# Record set
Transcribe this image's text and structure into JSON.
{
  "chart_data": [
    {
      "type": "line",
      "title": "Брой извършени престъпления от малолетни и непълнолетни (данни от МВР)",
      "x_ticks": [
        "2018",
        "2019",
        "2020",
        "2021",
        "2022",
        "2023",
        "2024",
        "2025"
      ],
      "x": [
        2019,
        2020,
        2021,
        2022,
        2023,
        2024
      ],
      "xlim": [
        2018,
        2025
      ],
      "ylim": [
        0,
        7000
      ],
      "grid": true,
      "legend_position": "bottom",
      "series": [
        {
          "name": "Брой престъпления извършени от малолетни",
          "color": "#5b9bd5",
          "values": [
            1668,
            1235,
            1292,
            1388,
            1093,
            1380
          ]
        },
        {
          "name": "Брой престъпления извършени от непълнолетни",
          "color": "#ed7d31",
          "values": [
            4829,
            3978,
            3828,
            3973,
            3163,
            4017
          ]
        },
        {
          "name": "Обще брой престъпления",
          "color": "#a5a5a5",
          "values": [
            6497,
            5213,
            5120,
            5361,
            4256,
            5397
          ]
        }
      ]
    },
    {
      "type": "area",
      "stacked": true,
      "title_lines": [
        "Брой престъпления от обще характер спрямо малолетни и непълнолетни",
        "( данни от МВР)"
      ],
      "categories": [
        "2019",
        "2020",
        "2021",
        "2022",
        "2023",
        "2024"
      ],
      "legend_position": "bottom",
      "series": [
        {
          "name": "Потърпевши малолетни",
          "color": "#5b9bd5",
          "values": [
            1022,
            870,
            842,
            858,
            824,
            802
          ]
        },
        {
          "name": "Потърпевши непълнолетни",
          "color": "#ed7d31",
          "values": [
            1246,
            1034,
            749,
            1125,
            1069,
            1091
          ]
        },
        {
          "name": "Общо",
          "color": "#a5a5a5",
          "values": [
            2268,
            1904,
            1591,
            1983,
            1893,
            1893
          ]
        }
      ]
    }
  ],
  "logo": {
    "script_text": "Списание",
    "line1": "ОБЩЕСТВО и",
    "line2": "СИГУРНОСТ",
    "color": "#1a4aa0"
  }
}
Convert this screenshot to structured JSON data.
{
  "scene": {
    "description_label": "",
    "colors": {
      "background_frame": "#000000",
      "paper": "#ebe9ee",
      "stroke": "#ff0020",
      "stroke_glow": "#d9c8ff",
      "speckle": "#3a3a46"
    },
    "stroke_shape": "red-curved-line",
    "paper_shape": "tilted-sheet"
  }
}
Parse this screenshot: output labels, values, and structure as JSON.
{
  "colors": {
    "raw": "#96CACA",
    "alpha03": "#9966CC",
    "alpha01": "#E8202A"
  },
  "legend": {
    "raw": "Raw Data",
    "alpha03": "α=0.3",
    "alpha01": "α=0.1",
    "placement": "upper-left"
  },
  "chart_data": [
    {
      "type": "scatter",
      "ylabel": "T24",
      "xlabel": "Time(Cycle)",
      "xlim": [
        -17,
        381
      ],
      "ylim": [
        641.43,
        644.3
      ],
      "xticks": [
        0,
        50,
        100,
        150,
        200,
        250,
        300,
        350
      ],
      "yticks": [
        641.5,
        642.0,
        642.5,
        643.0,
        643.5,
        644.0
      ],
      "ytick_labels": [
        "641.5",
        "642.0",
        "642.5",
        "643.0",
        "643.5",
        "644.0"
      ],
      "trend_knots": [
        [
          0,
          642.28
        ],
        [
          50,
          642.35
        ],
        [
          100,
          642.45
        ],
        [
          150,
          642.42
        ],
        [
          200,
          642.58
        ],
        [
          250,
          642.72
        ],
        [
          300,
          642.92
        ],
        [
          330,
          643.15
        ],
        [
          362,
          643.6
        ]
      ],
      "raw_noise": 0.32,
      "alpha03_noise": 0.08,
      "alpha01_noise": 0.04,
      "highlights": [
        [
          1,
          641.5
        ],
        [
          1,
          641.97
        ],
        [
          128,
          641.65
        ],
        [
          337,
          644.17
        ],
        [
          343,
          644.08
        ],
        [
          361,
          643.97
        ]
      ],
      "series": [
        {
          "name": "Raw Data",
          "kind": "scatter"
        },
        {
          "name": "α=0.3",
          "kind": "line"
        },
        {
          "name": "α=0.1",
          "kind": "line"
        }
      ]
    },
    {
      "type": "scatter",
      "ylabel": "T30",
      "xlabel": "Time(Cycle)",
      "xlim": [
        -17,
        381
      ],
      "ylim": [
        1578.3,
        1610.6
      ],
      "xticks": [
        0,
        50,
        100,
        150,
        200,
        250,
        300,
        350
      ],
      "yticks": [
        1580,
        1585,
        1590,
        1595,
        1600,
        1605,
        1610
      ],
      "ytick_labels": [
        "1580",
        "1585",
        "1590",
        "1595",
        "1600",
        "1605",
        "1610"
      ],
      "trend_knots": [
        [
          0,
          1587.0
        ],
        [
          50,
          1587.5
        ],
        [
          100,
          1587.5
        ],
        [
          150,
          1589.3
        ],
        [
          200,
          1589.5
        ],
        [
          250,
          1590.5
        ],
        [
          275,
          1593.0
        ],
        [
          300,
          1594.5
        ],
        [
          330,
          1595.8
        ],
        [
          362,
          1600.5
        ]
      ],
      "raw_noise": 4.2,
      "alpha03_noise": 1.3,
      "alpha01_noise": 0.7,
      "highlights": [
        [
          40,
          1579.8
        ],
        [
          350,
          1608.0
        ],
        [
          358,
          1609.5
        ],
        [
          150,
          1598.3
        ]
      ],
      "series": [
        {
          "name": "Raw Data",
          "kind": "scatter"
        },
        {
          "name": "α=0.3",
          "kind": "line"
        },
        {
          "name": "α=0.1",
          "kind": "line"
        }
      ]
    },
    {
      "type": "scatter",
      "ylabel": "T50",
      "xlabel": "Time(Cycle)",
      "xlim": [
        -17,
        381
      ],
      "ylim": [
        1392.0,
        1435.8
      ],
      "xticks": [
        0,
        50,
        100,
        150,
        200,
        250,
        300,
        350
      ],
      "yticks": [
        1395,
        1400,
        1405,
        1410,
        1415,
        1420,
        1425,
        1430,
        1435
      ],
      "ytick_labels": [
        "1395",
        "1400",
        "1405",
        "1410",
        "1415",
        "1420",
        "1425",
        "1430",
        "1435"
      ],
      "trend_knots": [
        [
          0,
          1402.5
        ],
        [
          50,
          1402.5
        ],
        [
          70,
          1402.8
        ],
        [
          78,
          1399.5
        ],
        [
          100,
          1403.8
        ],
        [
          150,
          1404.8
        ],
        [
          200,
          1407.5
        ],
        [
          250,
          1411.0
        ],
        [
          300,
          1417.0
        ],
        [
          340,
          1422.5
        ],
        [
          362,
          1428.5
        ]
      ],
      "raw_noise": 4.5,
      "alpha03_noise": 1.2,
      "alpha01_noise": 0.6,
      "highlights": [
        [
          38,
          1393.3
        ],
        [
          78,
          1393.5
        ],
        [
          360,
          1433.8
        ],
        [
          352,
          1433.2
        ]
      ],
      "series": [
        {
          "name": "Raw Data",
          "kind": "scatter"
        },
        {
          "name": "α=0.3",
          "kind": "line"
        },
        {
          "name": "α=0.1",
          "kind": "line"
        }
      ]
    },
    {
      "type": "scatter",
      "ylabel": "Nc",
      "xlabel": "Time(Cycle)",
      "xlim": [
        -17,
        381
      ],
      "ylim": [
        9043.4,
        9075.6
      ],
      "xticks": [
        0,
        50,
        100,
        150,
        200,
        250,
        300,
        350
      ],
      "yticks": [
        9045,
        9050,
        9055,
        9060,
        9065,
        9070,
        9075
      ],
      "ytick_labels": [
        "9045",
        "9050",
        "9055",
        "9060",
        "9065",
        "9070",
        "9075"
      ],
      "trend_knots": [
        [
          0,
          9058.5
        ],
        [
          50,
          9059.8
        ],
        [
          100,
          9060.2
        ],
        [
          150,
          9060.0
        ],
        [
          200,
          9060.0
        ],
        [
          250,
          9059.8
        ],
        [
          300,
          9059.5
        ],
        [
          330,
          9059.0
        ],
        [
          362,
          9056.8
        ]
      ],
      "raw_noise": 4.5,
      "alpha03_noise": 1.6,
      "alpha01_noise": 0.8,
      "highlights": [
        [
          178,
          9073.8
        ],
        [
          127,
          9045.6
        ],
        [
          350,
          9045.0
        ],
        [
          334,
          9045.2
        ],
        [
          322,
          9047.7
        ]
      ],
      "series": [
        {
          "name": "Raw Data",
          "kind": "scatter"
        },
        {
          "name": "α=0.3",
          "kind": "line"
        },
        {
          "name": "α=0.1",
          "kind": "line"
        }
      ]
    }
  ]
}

# Work to complete
From the data above, pick out each line containing "данни" and copy it.

# Task answer
      "title": "Брой извършени престъпления от малолетни и непълнолетни (данни от МВР)",
        "( данни от МВР)"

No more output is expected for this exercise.